[Figure record extracts]
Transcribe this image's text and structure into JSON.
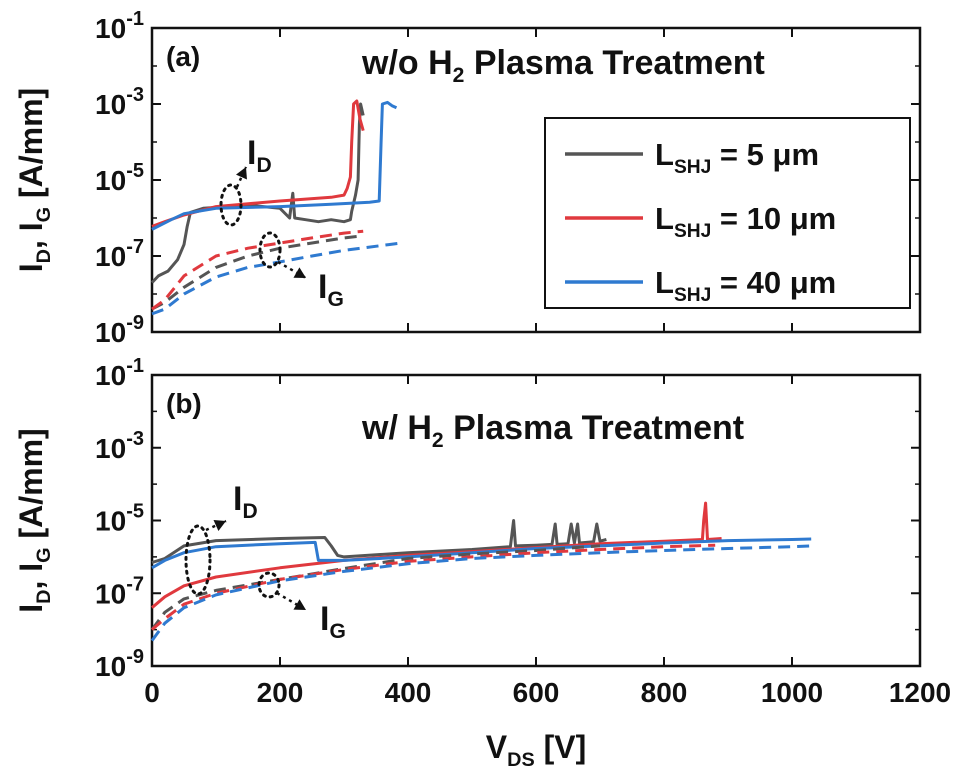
{
  "figure": {
    "x_label": {
      "main": "V",
      "sub": "DS",
      "rest": " [V]"
    },
    "y_label": [
      {
        "text": "I",
        "sub": false
      },
      {
        "text": "D",
        "sub": true
      },
      {
        "text": ", I",
        "sub": false
      },
      {
        "text": "G",
        "sub": true
      },
      {
        "text": " [A/mm]",
        "sub": false
      }
    ],
    "ytick_base": "10",
    "id_marker": {
      "main": "I",
      "sub": "D"
    },
    "ig_marker": {
      "main": "I",
      "sub": "G"
    },
    "legend_symbol": {
      "main": "L",
      "sub": "SHJ",
      "unit": "μm"
    }
  },
  "chart_data": [
    {
      "type": "line",
      "panel_label": "(a)",
      "title_parts": [
        "w/o H",
        "2",
        " Plasma Treatment"
      ],
      "xlim": [
        0,
        1200
      ],
      "ylim": [
        1e-09,
        0.1
      ],
      "yscale": "log",
      "xticks": [
        0,
        200,
        400,
        600,
        800,
        1000,
        1200
      ],
      "show_xtick_labels": false,
      "yticks": [
        {
          "value": 1e-09,
          "exp": "-9"
        },
        {
          "value": 1e-07,
          "exp": "-7"
        },
        {
          "value": 1e-05,
          "exp": "-5"
        },
        {
          "value": 0.001,
          "exp": "-3"
        },
        {
          "value": 0.1,
          "exp": "-1"
        }
      ],
      "legend": {
        "placement": "right",
        "entries": [
          {
            "value": "5",
            "color": "#555555"
          },
          {
            "value": "10",
            "color": "#e0393e"
          },
          {
            "value": "40",
            "color": "#2f7ad0"
          }
        ]
      },
      "series": [
        {
          "name": "I_D, L_SHJ = 5 μm",
          "color": "#555555",
          "style": "solid",
          "points": [
            [
              0,
              2e-08
            ],
            [
              10,
              3e-08
            ],
            [
              25,
              4e-08
            ],
            [
              40,
              8e-08
            ],
            [
              50,
              2e-07
            ],
            [
              55,
              6e-07
            ],
            [
              60,
              1.4e-06
            ],
            [
              80,
              1.8e-06
            ],
            [
              120,
              2e-06
            ],
            [
              160,
              2.1e-06
            ],
            [
              200,
              1.8e-06
            ],
            [
              215,
              1e-06
            ],
            [
              220,
              4.5e-06
            ],
            [
              223,
              1e-06
            ],
            [
              240,
              9e-07
            ],
            [
              260,
              8e-07
            ],
            [
              280,
              9e-07
            ],
            [
              300,
              8e-07
            ],
            [
              310,
              9e-07
            ],
            [
              312,
              1.5e-06
            ],
            [
              318,
              4e-06
            ],
            [
              322,
              1e-05
            ],
            [
              324,
              0.0003
            ],
            [
              326,
              0.001
            ],
            [
              330,
              0.0005
            ]
          ]
        },
        {
          "name": "I_D, L_SHJ = 10 μm",
          "color": "#e0393e",
          "style": "solid",
          "points": [
            [
              0,
              6e-07
            ],
            [
              20,
              8e-07
            ],
            [
              50,
              1.2e-06
            ],
            [
              100,
              2e-06
            ],
            [
              200,
              2.8e-06
            ],
            [
              280,
              3.5e-06
            ],
            [
              300,
              4e-06
            ],
            [
              305,
              6e-06
            ],
            [
              310,
              1.2e-05
            ],
            [
              312,
              0.0001
            ],
            [
              315,
              0.001
            ],
            [
              320,
              0.0012
            ],
            [
              325,
              0.0004
            ],
            [
              330,
              0.0002
            ]
          ]
        },
        {
          "name": "I_D, L_SHJ = 40 μm",
          "color": "#2f7ad0",
          "style": "solid",
          "points": [
            [
              0,
              5e-07
            ],
            [
              30,
              9e-07
            ],
            [
              50,
              1.3e-06
            ],
            [
              100,
              1.8e-06
            ],
            [
              200,
              2e-06
            ],
            [
              280,
              2.3e-06
            ],
            [
              340,
              2.6e-06
            ],
            [
              355,
              2.8e-06
            ],
            [
              358,
              0.0001
            ],
            [
              360,
              0.001
            ],
            [
              368,
              0.0011
            ],
            [
              375,
              0.0009
            ],
            [
              382,
              0.0008
            ]
          ]
        },
        {
          "name": "I_G, L_SHJ = 5 μm",
          "color": "#555555",
          "style": "dashed",
          "points": [
            [
              0,
              4e-09
            ],
            [
              20,
              6e-09
            ],
            [
              50,
              1.5e-08
            ],
            [
              100,
              5e-08
            ],
            [
              150,
              1e-07
            ],
            [
              200,
              1.6e-07
            ],
            [
              250,
              2.2e-07
            ],
            [
              300,
              3e-07
            ],
            [
              330,
              3.4e-07
            ]
          ]
        },
        {
          "name": "I_G, L_SHJ = 10 μm",
          "color": "#e0393e",
          "style": "dashed",
          "points": [
            [
              0,
              4e-09
            ],
            [
              20,
              7e-09
            ],
            [
              50,
              3e-08
            ],
            [
              100,
              1e-07
            ],
            [
              150,
              1.6e-07
            ],
            [
              200,
              2.2e-07
            ],
            [
              250,
              3e-07
            ],
            [
              300,
              4e-07
            ],
            [
              330,
              4.5e-07
            ]
          ]
        },
        {
          "name": "I_G, L_SHJ = 40 μm",
          "color": "#2f7ad0",
          "style": "dashed",
          "points": [
            [
              0,
              3e-09
            ],
            [
              20,
              4e-09
            ],
            [
              50,
              1e-08
            ],
            [
              100,
              2.8e-08
            ],
            [
              150,
              5e-08
            ],
            [
              200,
              7e-08
            ],
            [
              250,
              1e-07
            ],
            [
              300,
              1.4e-07
            ],
            [
              370,
              2e-07
            ],
            [
              390,
              2.2e-07
            ]
          ]
        }
      ]
    },
    {
      "type": "line",
      "panel_label": "(b)",
      "title_parts": [
        "w/ H",
        "2",
        " Plasma Treatment"
      ],
      "xlim": [
        0,
        1200
      ],
      "ylim": [
        1e-09,
        0.1
      ],
      "yscale": "log",
      "xticks": [
        0,
        200,
        400,
        600,
        800,
        1000,
        1200
      ],
      "show_xtick_labels": true,
      "yticks": [
        {
          "value": 1e-09,
          "exp": "-9"
        },
        {
          "value": 1e-07,
          "exp": "-7"
        },
        {
          "value": 1e-05,
          "exp": "-5"
        },
        {
          "value": 0.001,
          "exp": "-3"
        },
        {
          "value": 0.1,
          "exp": "-1"
        }
      ],
      "series": [
        {
          "name": "I_D, L_SHJ = 5 μm",
          "color": "#555555",
          "style": "solid",
          "points": [
            [
              0,
              7e-07
            ],
            [
              20,
              9e-07
            ],
            [
              50,
              2e-06
            ],
            [
              100,
              2.8e-06
            ],
            [
              200,
              3.2e-06
            ],
            [
              270,
              3.4e-06
            ],
            [
              280,
              2e-06
            ],
            [
              290,
              1.1e-06
            ],
            [
              300,
              1e-06
            ],
            [
              400,
              1.3e-06
            ],
            [
              500,
              1.6e-06
            ],
            [
              560,
              1.9e-06
            ],
            [
              565,
              1e-05
            ],
            [
              568,
              2e-06
            ],
            [
              600,
              2.1e-06
            ],
            [
              625,
              2.2e-06
            ],
            [
              630,
              8e-06
            ],
            [
              633,
              2.2e-06
            ],
            [
              650,
              2.3e-06
            ],
            [
              655,
              8e-06
            ],
            [
              660,
              2.4e-06
            ],
            [
              665,
              8e-06
            ],
            [
              668,
              2.4e-06
            ],
            [
              690,
              2.6e-06
            ],
            [
              695,
              8e-06
            ],
            [
              700,
              2.7e-06
            ],
            [
              710,
              3e-06
            ]
          ]
        },
        {
          "name": "I_D, L_SHJ = 10 μm",
          "color": "#e0393e",
          "style": "solid",
          "points": [
            [
              0,
              4e-08
            ],
            [
              20,
              8e-08
            ],
            [
              50,
              1.6e-07
            ],
            [
              100,
              2.8e-07
            ],
            [
              200,
              5e-07
            ],
            [
              300,
              8e-07
            ],
            [
              400,
              1.1e-06
            ],
            [
              500,
              1.4e-06
            ],
            [
              600,
              1.8e-06
            ],
            [
              700,
              2.3e-06
            ],
            [
              800,
              2.7e-06
            ],
            [
              860,
              3e-06
            ],
            [
              862,
              1e-05
            ],
            [
              865,
              3e-05
            ],
            [
              868,
              3e-06
            ],
            [
              890,
              3.2e-06
            ]
          ]
        },
        {
          "name": "I_D, L_SHJ = 40 μm",
          "color": "#2f7ad0",
          "style": "solid",
          "points": [
            [
              0,
              5e-07
            ],
            [
              20,
              8e-07
            ],
            [
              50,
              1.3e-06
            ],
            [
              100,
              1.9e-06
            ],
            [
              200,
              2.3e-06
            ],
            [
              255,
              2.5e-06
            ],
            [
              260,
              8e-07
            ],
            [
              300,
              8e-07
            ],
            [
              400,
              1e-06
            ],
            [
              500,
              1.3e-06
            ],
            [
              600,
              1.7e-06
            ],
            [
              700,
              2e-06
            ],
            [
              800,
              2.4e-06
            ],
            [
              900,
              2.8e-06
            ],
            [
              1000,
              3e-06
            ],
            [
              1030,
              3.1e-06
            ]
          ]
        },
        {
          "name": "I_G, L_SHJ = 5 μm",
          "color": "#555555",
          "style": "dashed",
          "points": [
            [
              0,
              1e-08
            ],
            [
              20,
              3e-08
            ],
            [
              50,
              7e-08
            ],
            [
              100,
              1.2e-07
            ],
            [
              200,
              2.4e-07
            ],
            [
              300,
              4.8e-07
            ],
            [
              400,
              9e-07
            ],
            [
              500,
              1.2e-06
            ],
            [
              600,
              1.5e-06
            ],
            [
              700,
              2e-06
            ]
          ]
        },
        {
          "name": "I_G, L_SHJ = 10 μm",
          "color": "#e0393e",
          "style": "dashed",
          "points": [
            [
              0,
              1e-08
            ],
            [
              20,
              2e-08
            ],
            [
              50,
              5e-08
            ],
            [
              100,
              1e-07
            ],
            [
              200,
              2.4e-07
            ],
            [
              300,
              4.5e-07
            ],
            [
              400,
              7.5e-07
            ],
            [
              500,
              1e-06
            ],
            [
              600,
              1.3e-06
            ],
            [
              700,
              1.6e-06
            ],
            [
              800,
              1.9e-06
            ],
            [
              880,
              2.1e-06
            ]
          ]
        },
        {
          "name": "I_G, L_SHJ = 40 μm",
          "color": "#2f7ad0",
          "style": "dashed",
          "points": [
            [
              0,
              5e-09
            ],
            [
              20,
              1.5e-08
            ],
            [
              50,
              4e-08
            ],
            [
              100,
              9e-08
            ],
            [
              200,
              2.2e-07
            ],
            [
              300,
              4e-07
            ],
            [
              400,
              6.5e-07
            ],
            [
              500,
              9e-07
            ],
            [
              600,
              1.1e-06
            ],
            [
              700,
              1.3e-06
            ],
            [
              800,
              1.5e-06
            ],
            [
              900,
              1.7e-06
            ],
            [
              1000,
              1.9e-06
            ],
            [
              1030,
              2e-06
            ]
          ]
        }
      ]
    }
  ]
}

**REQUIREMENTS:** Report only how many lines in the entries contain "text".

**EXERCISE RESPONSE:** 6